- [Stated exercise]: Pick out all lines of the entries that include the word "filled" and copy them.

- [Records for this task]:
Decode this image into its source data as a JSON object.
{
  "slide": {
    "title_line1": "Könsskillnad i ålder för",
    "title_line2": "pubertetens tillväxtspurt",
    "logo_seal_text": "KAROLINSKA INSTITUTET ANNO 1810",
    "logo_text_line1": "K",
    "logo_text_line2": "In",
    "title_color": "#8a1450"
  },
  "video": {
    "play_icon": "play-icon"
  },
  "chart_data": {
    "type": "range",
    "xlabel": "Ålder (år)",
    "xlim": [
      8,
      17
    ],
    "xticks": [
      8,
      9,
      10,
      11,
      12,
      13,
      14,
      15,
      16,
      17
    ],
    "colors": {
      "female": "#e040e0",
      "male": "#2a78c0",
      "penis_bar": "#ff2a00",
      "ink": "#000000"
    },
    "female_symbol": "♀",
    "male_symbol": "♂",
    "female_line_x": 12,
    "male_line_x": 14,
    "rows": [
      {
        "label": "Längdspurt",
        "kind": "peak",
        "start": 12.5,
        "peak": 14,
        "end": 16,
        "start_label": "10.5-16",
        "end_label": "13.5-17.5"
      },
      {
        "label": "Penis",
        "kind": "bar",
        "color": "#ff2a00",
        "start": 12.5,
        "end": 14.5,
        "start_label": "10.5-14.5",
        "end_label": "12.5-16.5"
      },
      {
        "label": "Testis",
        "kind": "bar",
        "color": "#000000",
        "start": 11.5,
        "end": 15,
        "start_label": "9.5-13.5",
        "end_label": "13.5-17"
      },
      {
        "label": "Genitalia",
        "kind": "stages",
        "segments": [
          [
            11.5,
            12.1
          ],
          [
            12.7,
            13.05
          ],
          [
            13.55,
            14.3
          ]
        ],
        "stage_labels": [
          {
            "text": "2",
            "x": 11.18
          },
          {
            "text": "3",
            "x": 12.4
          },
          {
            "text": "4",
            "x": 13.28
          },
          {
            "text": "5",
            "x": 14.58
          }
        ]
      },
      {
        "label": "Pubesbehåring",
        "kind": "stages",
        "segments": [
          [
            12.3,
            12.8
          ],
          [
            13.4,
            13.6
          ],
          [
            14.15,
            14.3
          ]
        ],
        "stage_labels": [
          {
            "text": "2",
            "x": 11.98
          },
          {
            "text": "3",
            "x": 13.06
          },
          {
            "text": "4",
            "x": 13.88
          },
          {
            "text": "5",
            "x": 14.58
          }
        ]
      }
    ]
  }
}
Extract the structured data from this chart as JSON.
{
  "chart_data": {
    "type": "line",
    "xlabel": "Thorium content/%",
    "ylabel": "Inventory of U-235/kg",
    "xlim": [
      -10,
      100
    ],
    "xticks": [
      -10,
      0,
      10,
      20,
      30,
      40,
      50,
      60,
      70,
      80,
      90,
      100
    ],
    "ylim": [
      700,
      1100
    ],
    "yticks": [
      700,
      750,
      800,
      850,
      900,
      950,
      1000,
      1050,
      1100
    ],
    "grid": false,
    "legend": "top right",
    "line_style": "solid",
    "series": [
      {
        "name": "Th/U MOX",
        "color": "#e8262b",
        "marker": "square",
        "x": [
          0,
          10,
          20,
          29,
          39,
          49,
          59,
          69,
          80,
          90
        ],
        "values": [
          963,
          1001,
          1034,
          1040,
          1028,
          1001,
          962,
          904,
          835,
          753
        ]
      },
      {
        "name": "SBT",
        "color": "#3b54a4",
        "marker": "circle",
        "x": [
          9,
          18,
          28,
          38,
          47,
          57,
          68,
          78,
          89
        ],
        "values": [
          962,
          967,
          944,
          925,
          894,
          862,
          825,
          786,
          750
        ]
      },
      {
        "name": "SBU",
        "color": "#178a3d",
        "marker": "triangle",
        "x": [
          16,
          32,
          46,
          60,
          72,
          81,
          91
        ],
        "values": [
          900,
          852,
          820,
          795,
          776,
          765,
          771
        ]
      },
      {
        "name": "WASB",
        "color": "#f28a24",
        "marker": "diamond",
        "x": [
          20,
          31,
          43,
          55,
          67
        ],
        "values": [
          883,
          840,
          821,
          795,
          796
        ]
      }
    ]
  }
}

==

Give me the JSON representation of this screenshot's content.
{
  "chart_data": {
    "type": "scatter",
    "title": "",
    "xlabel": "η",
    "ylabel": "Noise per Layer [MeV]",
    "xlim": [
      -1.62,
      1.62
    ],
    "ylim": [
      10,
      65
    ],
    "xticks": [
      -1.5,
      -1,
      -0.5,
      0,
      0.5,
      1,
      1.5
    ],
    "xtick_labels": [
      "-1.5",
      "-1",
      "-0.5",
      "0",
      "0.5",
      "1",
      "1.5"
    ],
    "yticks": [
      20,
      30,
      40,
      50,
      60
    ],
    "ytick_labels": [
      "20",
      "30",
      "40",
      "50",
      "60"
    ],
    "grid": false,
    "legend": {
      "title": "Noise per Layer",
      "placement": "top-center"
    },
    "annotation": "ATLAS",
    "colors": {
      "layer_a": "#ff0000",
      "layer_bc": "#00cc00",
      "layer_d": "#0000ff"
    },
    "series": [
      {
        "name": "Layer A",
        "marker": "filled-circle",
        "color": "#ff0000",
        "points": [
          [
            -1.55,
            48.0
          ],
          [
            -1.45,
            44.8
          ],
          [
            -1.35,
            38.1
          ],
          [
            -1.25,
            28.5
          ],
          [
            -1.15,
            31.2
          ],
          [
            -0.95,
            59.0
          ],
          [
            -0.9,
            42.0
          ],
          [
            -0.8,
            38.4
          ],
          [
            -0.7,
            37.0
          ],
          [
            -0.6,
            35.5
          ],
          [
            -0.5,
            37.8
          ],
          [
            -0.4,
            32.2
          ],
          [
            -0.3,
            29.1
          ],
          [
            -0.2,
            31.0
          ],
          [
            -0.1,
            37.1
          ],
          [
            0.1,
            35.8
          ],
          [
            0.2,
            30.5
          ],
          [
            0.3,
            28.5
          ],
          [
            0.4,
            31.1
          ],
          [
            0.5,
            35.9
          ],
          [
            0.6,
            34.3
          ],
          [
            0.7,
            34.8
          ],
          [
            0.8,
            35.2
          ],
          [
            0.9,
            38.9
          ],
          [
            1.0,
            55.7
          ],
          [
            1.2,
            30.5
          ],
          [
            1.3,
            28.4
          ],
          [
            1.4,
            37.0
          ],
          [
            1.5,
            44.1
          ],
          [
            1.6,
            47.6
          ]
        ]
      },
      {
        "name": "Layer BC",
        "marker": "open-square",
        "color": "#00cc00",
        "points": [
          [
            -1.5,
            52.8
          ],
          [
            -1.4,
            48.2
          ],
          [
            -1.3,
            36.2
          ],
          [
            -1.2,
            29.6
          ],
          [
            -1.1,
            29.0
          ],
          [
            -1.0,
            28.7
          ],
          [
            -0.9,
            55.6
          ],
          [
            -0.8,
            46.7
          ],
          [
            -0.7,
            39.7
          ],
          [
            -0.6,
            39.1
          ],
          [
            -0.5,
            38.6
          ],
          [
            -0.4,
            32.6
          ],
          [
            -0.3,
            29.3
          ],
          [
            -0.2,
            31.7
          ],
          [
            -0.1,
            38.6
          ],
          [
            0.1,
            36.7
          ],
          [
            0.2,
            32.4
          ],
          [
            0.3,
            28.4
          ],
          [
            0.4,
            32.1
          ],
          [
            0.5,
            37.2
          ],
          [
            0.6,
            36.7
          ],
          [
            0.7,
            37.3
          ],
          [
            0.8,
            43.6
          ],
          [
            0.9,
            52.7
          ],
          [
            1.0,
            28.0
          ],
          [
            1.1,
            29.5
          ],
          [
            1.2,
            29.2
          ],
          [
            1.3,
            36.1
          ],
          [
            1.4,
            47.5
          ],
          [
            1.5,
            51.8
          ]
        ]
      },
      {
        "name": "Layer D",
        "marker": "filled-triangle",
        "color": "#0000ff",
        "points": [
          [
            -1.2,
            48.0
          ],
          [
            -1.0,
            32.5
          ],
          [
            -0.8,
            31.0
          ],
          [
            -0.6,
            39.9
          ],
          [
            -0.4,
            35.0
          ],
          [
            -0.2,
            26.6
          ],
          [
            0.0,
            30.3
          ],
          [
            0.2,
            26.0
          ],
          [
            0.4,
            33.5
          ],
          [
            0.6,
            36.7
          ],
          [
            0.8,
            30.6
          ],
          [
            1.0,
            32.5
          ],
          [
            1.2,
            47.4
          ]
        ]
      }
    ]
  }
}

- [Answer to this exercise]:
        "marker": "filled-circle",
        "marker": "filled-triangle",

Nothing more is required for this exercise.